# RECORDS:

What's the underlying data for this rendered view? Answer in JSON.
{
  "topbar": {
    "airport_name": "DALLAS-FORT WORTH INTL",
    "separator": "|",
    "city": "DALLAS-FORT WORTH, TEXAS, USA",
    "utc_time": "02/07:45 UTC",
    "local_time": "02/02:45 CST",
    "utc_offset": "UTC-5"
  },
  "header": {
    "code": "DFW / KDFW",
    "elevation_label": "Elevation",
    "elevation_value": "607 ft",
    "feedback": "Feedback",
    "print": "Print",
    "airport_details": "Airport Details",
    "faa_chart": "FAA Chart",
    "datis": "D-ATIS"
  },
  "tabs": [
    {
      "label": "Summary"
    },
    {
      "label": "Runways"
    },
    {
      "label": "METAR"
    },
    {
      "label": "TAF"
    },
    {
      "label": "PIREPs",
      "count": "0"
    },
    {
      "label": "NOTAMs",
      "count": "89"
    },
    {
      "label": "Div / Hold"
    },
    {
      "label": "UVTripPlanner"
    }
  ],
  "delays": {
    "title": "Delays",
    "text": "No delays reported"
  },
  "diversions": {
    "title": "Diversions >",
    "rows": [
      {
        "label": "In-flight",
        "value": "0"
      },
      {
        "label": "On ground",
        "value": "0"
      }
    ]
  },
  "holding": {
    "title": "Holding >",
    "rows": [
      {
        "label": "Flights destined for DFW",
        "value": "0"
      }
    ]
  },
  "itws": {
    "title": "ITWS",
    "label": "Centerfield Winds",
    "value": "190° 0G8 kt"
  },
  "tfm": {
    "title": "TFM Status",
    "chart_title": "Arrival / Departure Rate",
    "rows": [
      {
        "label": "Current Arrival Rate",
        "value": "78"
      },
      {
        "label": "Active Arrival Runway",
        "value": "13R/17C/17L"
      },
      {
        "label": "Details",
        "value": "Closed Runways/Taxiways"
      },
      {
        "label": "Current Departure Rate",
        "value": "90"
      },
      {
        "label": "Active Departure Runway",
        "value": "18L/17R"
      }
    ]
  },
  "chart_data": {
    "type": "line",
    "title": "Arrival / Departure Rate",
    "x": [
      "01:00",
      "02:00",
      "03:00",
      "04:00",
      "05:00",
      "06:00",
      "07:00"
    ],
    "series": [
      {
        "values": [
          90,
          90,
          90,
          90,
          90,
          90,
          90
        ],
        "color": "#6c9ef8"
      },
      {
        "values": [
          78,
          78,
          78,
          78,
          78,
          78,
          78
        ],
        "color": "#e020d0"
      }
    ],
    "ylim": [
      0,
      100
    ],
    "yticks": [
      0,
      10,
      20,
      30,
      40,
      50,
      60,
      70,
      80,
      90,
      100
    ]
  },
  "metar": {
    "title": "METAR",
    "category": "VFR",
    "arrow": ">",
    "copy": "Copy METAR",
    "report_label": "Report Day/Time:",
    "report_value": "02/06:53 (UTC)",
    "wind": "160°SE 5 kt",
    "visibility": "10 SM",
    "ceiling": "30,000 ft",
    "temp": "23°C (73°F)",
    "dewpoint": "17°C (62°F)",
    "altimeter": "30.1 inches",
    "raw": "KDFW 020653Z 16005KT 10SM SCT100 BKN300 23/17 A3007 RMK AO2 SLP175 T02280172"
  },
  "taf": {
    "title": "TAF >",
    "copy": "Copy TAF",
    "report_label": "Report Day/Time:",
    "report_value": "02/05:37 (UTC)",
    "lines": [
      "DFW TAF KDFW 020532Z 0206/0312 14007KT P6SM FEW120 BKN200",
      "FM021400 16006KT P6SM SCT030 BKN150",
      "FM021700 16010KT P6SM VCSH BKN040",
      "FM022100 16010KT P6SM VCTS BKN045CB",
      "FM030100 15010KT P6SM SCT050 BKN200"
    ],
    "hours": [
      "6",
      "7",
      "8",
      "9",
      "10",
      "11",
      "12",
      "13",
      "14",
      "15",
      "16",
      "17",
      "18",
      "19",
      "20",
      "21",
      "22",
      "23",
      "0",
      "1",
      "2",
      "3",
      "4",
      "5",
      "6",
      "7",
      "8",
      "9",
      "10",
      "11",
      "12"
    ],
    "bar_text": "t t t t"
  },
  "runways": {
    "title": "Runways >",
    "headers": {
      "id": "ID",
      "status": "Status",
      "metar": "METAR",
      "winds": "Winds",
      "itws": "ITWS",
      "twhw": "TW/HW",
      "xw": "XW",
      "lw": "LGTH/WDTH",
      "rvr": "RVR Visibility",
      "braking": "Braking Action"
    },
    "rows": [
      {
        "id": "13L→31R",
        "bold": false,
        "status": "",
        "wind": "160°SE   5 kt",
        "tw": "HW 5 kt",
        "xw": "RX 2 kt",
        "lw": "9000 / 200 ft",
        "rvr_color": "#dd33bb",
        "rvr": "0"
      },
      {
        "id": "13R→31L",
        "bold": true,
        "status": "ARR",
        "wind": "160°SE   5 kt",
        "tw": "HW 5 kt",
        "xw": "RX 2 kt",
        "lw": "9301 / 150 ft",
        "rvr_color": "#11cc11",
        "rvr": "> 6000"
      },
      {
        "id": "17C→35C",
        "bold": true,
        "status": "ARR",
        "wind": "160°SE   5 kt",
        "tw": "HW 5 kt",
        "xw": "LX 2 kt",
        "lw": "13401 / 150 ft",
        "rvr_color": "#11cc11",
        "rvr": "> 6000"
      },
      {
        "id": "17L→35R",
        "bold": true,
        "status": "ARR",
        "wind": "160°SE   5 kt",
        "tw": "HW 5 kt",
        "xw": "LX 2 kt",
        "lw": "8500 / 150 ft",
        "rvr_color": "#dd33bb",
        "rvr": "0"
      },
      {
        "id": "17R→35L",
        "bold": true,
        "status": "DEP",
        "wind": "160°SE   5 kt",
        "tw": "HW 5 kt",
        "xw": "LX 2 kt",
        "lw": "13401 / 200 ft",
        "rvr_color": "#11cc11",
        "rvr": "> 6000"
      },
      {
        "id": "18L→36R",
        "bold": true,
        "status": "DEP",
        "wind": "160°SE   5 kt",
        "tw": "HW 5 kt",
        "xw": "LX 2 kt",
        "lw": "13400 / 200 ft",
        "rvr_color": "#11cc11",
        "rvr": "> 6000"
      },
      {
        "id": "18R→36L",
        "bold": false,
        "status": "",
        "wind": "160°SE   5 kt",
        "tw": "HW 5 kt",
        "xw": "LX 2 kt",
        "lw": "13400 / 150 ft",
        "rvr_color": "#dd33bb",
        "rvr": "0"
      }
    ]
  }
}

# WRITTEN PROBLEM:
Take the listing above and write it out again exactly.

# THE COMPLETED TASK:
What's the underlying data for this rendered view? Answer in JSON.
{
  "topbar": {
    "airport_name": "DALLAS-FORT WORTH INTL",
    "separator": "|",
    "city": "DALLAS-FORT WORTH, TEXAS, USA",
    "utc_time": "02/07:45 UTC",
    "local_time": "02/02:45 CST",
    "utc_offset": "UTC-5"
  },
  "header": {
    "code": "DFW / KDFW",
    "elevation_label": "Elevation",
    "elevation_value": "607 ft",
    "feedback": "Feedback",
    "print": "Print",
    "airport_details": "Airport Details",
    "faa_chart": "FAA Chart",
    "datis": "D-ATIS"
  },
  "tabs": [
    {
      "label": "Summary"
    },
    {
      "label": "Runways"
    },
    {
      "label": "METAR"
    },
    {
      "label": "TAF"
    },
    {
      "label": "PIREPs",
      "count": "0"
    },
    {
      "label": "NOTAMs",
      "count": "89"
    },
    {
      "label": "Div / Hold"
    },
    {
      "label": "UVTripPlanner"
    }
  ],
  "delays": {
    "title": "Delays",
    "text": "No delays reported"
  },
  "diversions": {
    "title": "Diversions >",
    "rows": [
      {
        "label": "In-flight",
        "value": "0"
      },
      {
        "label": "On ground",
        "value": "0"
      }
    ]
  },
  "holding": {
    "title": "Holding >",
    "rows": [
      {
        "label": "Flights destined for DFW",
        "value": "0"
      }
    ]
  },
  "itws": {
    "title": "ITWS",
    "label": "Centerfield Winds",
    "value": "190° 0G8 kt"
  },
  "tfm": {
    "title": "TFM Status",
    "chart_title": "Arrival / Departure Rate",
    "rows": [
      {
        "label": "Current Arrival Rate",
        "value": "78"
      },
      {
        "label": "Active Arrival Runway",
        "value": "13R/17C/17L"
      },
      {
        "label": "Details",
        "value": "Closed Runways/Taxiways"
      },
      {
        "label": "Current Departure Rate",
        "value": "90"
      },
      {
        "label": "Active Departure Runway",
        "value": "18L/17R"
      }
    ]
  },
  "chart_data": {
    "type": "line",
    "title": "Arrival / Departure Rate",
    "x": [
      "01:00",
      "02:00",
      "03:00",
      "04:00",
      "05:00",
      "06:00",
      "07:00"
    ],
    "series": [
      {
        "values": [
          90,
          90,
          90,
          90,
          90,
          90,
          90
        ],
        "color": "#6c9ef8"
      },
      {
        "values": [
          78,
          78,
          78,
          78,
          78,
          78,
          78
        ],
        "color": "#e020d0"
      }
    ],
    "ylim": [
      0,
      100
    ],
    "yticks": [
      0,
      10,
      20,
      30,
      40,
      50,
      60,
      70,
      80,
      90,
      100
    ]
  },
  "metar": {
    "title": "METAR",
    "category": "VFR",
    "arrow": ">",
    "copy": "Copy METAR",
    "report_label": "Report Day/Time:",
    "report_value": "02/06:53 (UTC)",
    "wind": "160°SE 5 kt",
    "visibility": "10 SM",
    "ceiling": "30,000 ft",
    "temp": "23°C (73°F)",
    "dewpoint": "17°C (62°F)",
    "altimeter": "30.1 inches",
    "raw": "KDFW 020653Z 16005KT 10SM SCT100 BKN300 23/17 A3007 RMK AO2 SLP175 T02280172"
  },
  "taf": {
    "title": "TAF >",
    "copy": "Copy TAF",
    "report_label": "Report Day/Time:",
    "report_value": "02/05:37 (UTC)",
    "lines": [
      "DFW TAF KDFW 020532Z 0206/0312 14007KT P6SM FEW120 BKN200",
      "FM021400 16006KT P6SM SCT030 BKN150",
      "FM021700 16010KT P6SM VCSH BKN040",
      "FM022100 16010KT P6SM VCTS BKN045CB",
      "FM030100 15010KT P6SM SCT050 BKN200"
    ],
    "hours": [
      "6",
      "7",
      "8",
      "9",
      "10",
      "11",
      "12",
      "13",
      "14",
      "15",
      "16",
      "17",
      "18",
      "19",
      "20",
      "21",
      "22",
      "23",
      "0",
      "1",
      "2",
      "3",
      "4",
      "5",
      "6",
      "7",
      "8",
      "9",
      "10",
      "11",
      "12"
    ],
    "bar_text": "t t t t"
  },
  "runways": {
    "title": "Runways >",
    "headers": {
      "id": "ID",
      "status": "Status",
      "metar": "METAR",
      "winds": "Winds",
      "itws": "ITWS",
      "twhw": "TW/HW",
      "xw": "XW",
      "lw": "LGTH/WDTH",
      "rvr": "RVR Visibility",
      "braking": "Braking Action"
    },
    "rows": [
      {
        "id": "13L→31R",
        "bold": false,
        "status": "",
        "wind": "160°SE   5 kt",
        "tw": "HW 5 kt",
        "xw": "RX 2 kt",
        "lw": "9000 / 200 ft",
        "rvr_color": "#dd33bb",
        "rvr": "0"
      },
      {
        "id": "13R→31L",
        "bold": true,
        "status": "ARR",
        "wind": "160°SE   5 kt",
        "tw": "HW 5 kt",
        "xw": "RX 2 kt",
        "lw": "9301 / 150 ft",
        "rvr_color": "#11cc11",
        "rvr": "> 6000"
      },
      {
        "id": "17C→35C",
        "bold": true,
        "status": "ARR",
        "wind": "160°SE   5 kt",
        "tw": "HW 5 kt",
        "xw": "LX 2 kt",
        "lw": "13401 / 150 ft",
        "rvr_color": "#11cc11",
        "rvr": "> 6000"
      },
      {
        "id": "17L→35R",
        "bold": true,
        "status": "ARR",
        "wind": "160°SE   5 kt",
        "tw": "HW 5 kt",
        "xw": "LX 2 kt",
        "lw": "8500 / 150 ft",
        "rvr_color": "#dd33bb",
        "rvr": "0"
      },
      {
        "id": "17R→35L",
        "bold": true,
        "status": "DEP",
        "wind": "160°SE   5 kt",
        "tw": "HW 5 kt",
        "xw": "LX 2 kt",
        "lw": "13401 / 200 ft",
        "rvr_color": "#11cc11",
        "rvr": "> 6000"
      },
      {
        "id": "18L→36R",
        "bold": true,
        "status": "DEP",
        "wind": "160°SE   5 kt",
        "tw": "HW 5 kt",
        "xw": "LX 2 kt",
        "lw": "13400 / 200 ft",
        "rvr_color": "#11cc11",
        "rvr": "> 6000"
      },
      {
        "id": "18R→36L",
        "bold": false,
        "status": "",
        "wind": "160°SE   5 kt",
        "tw": "HW 5 kt",
        "xw": "LX 2 kt",
        "lw": "13400 / 150 ft",
        "rvr_color": "#dd33bb",
        "rvr": "0"
      }
    ]
  }
}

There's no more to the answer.